§ **Exercise**: In the material below, identify each line bearing the word "Chinese". Reproduce those lines.
=== Input rows ===
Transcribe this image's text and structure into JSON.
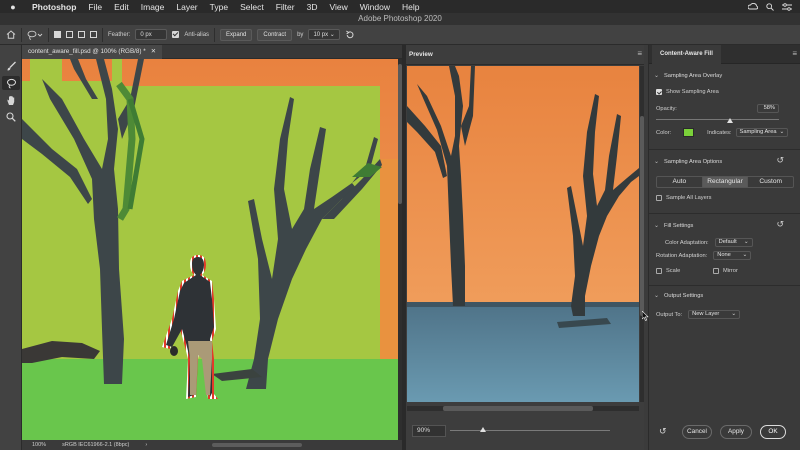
{
  "menubar": {
    "app_name": "Photoshop",
    "items": [
      "File",
      "Edit",
      "Image",
      "Layer",
      "Type",
      "Select",
      "Filter",
      "3D",
      "View",
      "Window",
      "Help"
    ]
  },
  "window": {
    "title": "Adobe Photoshop 2020"
  },
  "options_bar": {
    "feather_label": "Feather:",
    "feather_value": "0 px",
    "anti_alias_label": "Anti-alias",
    "expand_label": "Expand",
    "contract_label": "Contract",
    "by_label": "by",
    "by_value": "10 px"
  },
  "document": {
    "tab_title": "content_aware_fill.psd @ 100% (RGB/8) *",
    "zoom": "100%",
    "color_profile": "sRGB IEC61966-2.1 (8bpc)"
  },
  "preview": {
    "title": "Preview",
    "zoom": "90%"
  },
  "panel": {
    "title": "Content-Aware Fill",
    "sampling_overlay": {
      "header": "Sampling Area Overlay",
      "show_sampling_label": "Show Sampling Area",
      "opacity_label": "Opacity:",
      "opacity_value": "58%",
      "color_label": "Color:",
      "indicates_label": "Indicates:",
      "indicates_value": "Sampling Area",
      "overlay_color": "#7bd13a"
    },
    "sampling_options": {
      "header": "Sampling Area Options",
      "buttons": [
        "Auto",
        "Rectangular",
        "Custom"
      ],
      "selected": "Rectangular",
      "sample_all_layers_label": "Sample All Layers"
    },
    "fill_settings": {
      "header": "Fill Settings",
      "color_adaptation_label": "Color Adaptation:",
      "color_adaptation_value": "Default",
      "rotation_adaptation_label": "Rotation Adaptation:",
      "rotation_adaptation_value": "None",
      "scale_label": "Scale",
      "mirror_label": "Mirror"
    },
    "output_settings": {
      "header": "Output Settings",
      "output_to_label": "Output To:",
      "output_to_value": "New Layer"
    },
    "buttons": {
      "cancel": "Cancel",
      "apply": "Apply",
      "ok": "OK"
    }
  }
}
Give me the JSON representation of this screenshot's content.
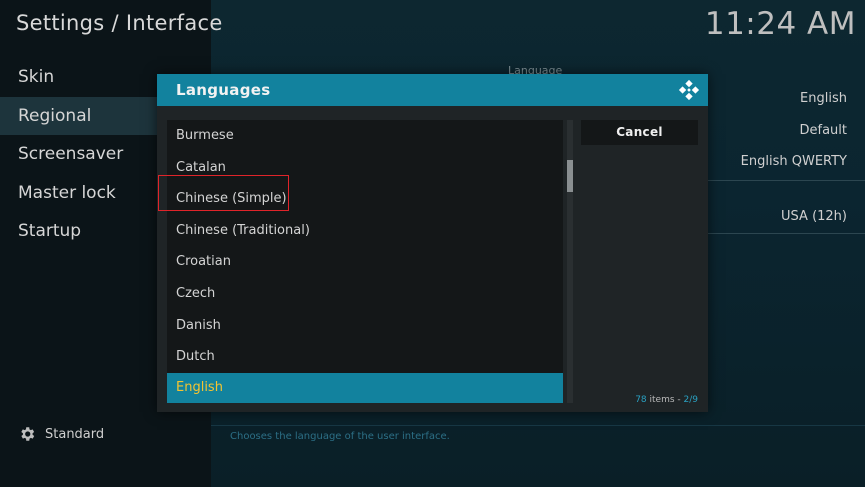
{
  "header": {
    "title": "Settings / Interface",
    "clock": "11:24 AM"
  },
  "sidebar": {
    "items": [
      {
        "label": "Skin"
      },
      {
        "label": "Regional"
      },
      {
        "label": "Screensaver"
      },
      {
        "label": "Master lock"
      },
      {
        "label": "Startup"
      }
    ],
    "active_index": 1,
    "footer_label": "Standard"
  },
  "settings": {
    "section_label": "Language",
    "rows": [
      {
        "value": "English"
      },
      {
        "value": "Default"
      },
      {
        "value": "English QWERTY"
      },
      {
        "value": "USA (12h)"
      }
    ],
    "help": "Chooses the language of the user interface."
  },
  "dialog": {
    "title": "Languages",
    "items": [
      {
        "label": "Burmese"
      },
      {
        "label": "Catalan"
      },
      {
        "label": "Chinese (Simple)"
      },
      {
        "label": "Chinese (Traditional)"
      },
      {
        "label": "Croatian"
      },
      {
        "label": "Czech"
      },
      {
        "label": "Danish"
      },
      {
        "label": "Dutch"
      },
      {
        "label": "English"
      }
    ],
    "selected_label": "English",
    "cancel_label": "Cancel",
    "count_total": "78",
    "count_items_text": " items - ",
    "count_page": "2/9"
  },
  "colors": {
    "accent": "#12829e",
    "selected_text": "#f4c431",
    "highlight_box": "#e0242a"
  },
  "icons": {
    "footer": "gear-icon",
    "dialog": "kodi-logo-icon"
  }
}
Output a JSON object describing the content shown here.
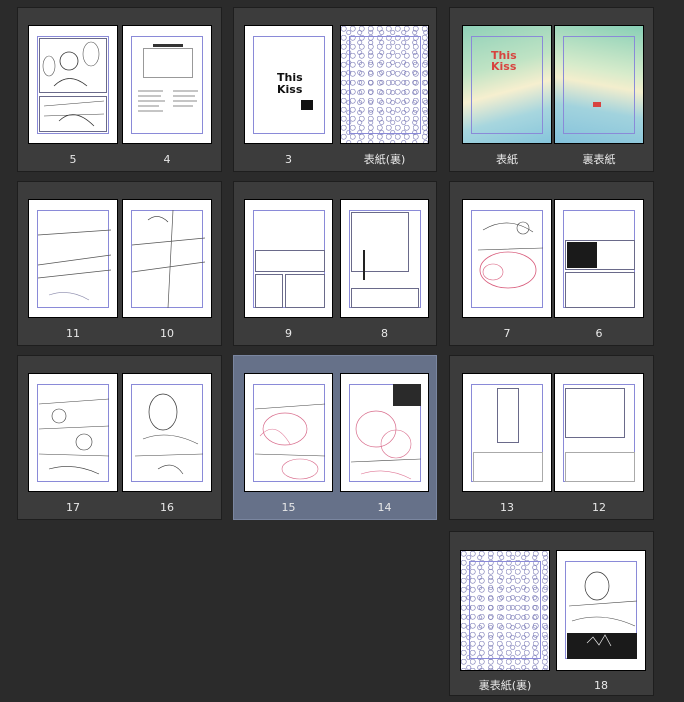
{
  "page_labels": {
    "p5": "5",
    "p4": "4",
    "p3": "3",
    "p_back_inner_1": "表紙(裏)",
    "p_cover": "表紙",
    "p_back_cover": "裏表紙",
    "p11": "11",
    "p10": "10",
    "p9": "9",
    "p8": "8",
    "p7": "7",
    "p6": "6",
    "p17": "17",
    "p16": "16",
    "p15": "15",
    "p14": "14",
    "p13": "13",
    "p12": "12",
    "p_back_inner_2": "裏表紙(裏)",
    "p18": "18"
  },
  "cover_text": {
    "title_line1": "This",
    "title_line2": "Kiss"
  },
  "selected_spread": "15-14",
  "colors": {
    "background": "#2b2b2b",
    "spread_bg": "#3c3c3c",
    "selected_bg": "#667189",
    "guide": "#8a8ad8",
    "cover_red": "#d8433f"
  }
}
===
§ **Task output**:
        "label": "Chinese (Simple)"
        "label": "Chinese (Traditional)"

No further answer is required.